Direction:
Keep every line where the word "JSON" appears; drop the rest.

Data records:
=-=-=-=-=

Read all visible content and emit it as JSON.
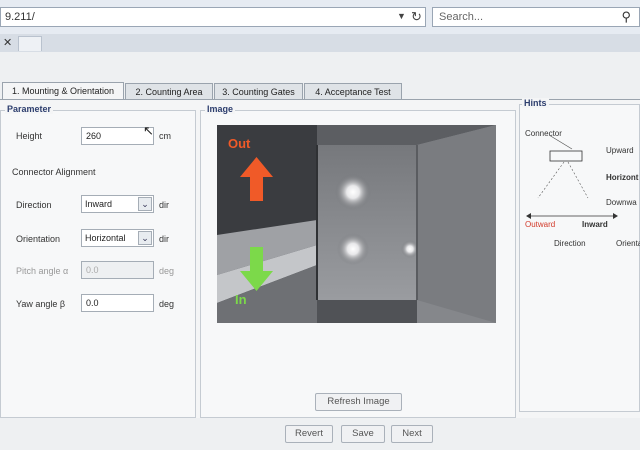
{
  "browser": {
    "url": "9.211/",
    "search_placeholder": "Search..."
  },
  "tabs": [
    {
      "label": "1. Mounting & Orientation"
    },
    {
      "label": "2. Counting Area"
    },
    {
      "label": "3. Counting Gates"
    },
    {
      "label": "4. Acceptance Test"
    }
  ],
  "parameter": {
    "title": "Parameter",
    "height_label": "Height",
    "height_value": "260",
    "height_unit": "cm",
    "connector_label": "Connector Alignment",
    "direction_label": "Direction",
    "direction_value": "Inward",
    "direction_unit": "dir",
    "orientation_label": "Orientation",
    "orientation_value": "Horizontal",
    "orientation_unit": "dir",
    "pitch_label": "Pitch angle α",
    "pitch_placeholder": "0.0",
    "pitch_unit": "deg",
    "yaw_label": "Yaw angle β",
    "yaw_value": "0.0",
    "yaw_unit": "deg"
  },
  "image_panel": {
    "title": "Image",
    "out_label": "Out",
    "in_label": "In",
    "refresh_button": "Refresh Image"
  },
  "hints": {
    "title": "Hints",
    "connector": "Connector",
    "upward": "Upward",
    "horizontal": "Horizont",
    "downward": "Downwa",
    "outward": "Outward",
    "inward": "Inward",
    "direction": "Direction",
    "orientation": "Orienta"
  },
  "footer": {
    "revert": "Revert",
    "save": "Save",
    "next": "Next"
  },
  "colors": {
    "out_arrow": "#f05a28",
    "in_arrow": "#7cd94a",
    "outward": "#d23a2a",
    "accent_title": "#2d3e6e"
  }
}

=-=-=-=-=

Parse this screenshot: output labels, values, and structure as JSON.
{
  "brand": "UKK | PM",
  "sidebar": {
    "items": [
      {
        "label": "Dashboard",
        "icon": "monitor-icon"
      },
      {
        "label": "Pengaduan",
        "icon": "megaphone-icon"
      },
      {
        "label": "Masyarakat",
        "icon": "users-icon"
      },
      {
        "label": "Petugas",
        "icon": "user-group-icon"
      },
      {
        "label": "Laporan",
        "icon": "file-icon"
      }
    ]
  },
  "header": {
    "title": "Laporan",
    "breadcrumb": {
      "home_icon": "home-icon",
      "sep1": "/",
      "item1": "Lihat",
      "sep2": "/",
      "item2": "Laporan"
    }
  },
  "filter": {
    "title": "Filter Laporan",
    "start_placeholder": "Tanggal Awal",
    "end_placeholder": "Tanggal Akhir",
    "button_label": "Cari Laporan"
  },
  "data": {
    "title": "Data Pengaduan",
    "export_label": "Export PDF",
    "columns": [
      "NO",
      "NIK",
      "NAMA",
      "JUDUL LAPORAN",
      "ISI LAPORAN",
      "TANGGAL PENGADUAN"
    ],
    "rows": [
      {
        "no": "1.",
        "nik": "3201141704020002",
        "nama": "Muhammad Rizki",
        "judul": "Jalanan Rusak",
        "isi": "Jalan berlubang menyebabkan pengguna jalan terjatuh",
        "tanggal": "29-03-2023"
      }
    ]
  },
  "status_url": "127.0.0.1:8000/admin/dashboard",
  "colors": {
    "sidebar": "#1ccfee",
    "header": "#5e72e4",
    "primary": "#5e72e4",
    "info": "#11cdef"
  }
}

=-=-=-=-=

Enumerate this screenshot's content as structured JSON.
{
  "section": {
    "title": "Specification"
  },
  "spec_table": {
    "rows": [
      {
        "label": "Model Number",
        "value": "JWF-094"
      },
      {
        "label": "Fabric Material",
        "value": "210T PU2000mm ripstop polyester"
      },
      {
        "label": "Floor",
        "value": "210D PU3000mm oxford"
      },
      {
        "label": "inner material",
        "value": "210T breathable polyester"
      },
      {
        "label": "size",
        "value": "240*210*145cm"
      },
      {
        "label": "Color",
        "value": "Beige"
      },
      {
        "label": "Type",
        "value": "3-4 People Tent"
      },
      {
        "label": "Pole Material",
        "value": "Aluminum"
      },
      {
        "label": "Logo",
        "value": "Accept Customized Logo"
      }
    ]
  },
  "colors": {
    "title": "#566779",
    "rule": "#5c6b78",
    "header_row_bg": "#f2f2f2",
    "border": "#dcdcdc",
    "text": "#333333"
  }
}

=-=-=-=-=

Response below:
Read all visible content and emit it as JSON.
Parse this screenshot: output labels, values, and structure as JSON.
Enumerate this screenshot's content as structured JSON.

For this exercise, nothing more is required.